___ Extracted information ___

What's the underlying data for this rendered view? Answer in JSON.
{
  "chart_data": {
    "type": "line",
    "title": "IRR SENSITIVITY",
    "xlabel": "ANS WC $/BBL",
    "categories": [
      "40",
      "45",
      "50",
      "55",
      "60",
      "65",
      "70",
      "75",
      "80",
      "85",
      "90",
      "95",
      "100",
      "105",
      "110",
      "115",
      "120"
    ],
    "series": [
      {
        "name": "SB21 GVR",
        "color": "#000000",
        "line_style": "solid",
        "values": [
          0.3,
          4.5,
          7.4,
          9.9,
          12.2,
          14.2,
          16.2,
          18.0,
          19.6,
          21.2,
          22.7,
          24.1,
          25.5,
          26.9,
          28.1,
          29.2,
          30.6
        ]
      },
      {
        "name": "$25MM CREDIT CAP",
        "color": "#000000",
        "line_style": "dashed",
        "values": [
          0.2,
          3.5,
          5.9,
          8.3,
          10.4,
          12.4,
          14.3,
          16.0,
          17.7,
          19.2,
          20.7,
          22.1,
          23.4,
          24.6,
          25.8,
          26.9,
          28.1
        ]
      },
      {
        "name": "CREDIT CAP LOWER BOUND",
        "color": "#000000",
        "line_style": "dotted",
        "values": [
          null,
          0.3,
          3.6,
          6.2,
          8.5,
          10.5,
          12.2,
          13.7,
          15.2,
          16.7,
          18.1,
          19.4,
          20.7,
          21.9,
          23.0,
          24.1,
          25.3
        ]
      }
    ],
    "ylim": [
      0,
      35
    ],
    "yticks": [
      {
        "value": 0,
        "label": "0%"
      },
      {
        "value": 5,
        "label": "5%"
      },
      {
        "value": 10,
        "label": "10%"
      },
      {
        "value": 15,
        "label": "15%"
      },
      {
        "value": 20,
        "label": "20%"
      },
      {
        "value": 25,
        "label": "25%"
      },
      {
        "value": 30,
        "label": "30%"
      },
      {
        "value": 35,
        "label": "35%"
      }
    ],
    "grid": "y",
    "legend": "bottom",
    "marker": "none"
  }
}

___

What to produce: Every entry in the listing must be retyped exactly.

Complete answer:
What's the underlying data for this rendered view? Answer in JSON.
{
  "chart_data": {
    "type": "line",
    "title": "IRR SENSITIVITY",
    "xlabel": "ANS WC $/BBL",
    "categories": [
      "40",
      "45",
      "50",
      "55",
      "60",
      "65",
      "70",
      "75",
      "80",
      "85",
      "90",
      "95",
      "100",
      "105",
      "110",
      "115",
      "120"
    ],
    "series": [
      {
        "name": "SB21 GVR",
        "color": "#000000",
        "line_style": "solid",
        "values": [
          0.3,
          4.5,
          7.4,
          9.9,
          12.2,
          14.2,
          16.2,
          18.0,
          19.6,
          21.2,
          22.7,
          24.1,
          25.5,
          26.9,
          28.1,
          29.2,
          30.6
        ]
      },
      {
        "name": "$25MM CREDIT CAP",
        "color": "#000000",
        "line_style": "dashed",
        "values": [
          0.2,
          3.5,
          5.9,
          8.3,
          10.4,
          12.4,
          14.3,
          16.0,
          17.7,
          19.2,
          20.7,
          22.1,
          23.4,
          24.6,
          25.8,
          26.9,
          28.1
        ]
      },
      {
        "name": "CREDIT CAP LOWER BOUND",
        "color": "#000000",
        "line_style": "dotted",
        "values": [
          null,
          0.3,
          3.6,
          6.2,
          8.5,
          10.5,
          12.2,
          13.7,
          15.2,
          16.7,
          18.1,
          19.4,
          20.7,
          21.9,
          23.0,
          24.1,
          25.3
        ]
      }
    ],
    "ylim": [
      0,
      35
    ],
    "yticks": [
      {
        "value": 0,
        "label": "0%"
      },
      {
        "value": 5,
        "label": "5%"
      },
      {
        "value": 10,
        "label": "10%"
      },
      {
        "value": 15,
        "label": "15%"
      },
      {
        "value": 20,
        "label": "20%"
      },
      {
        "value": 25,
        "label": "25%"
      },
      {
        "value": 30,
        "label": "30%"
      },
      {
        "value": 35,
        "label": "35%"
      }
    ],
    "grid": "y",
    "legend": "bottom",
    "marker": "none"
  }
}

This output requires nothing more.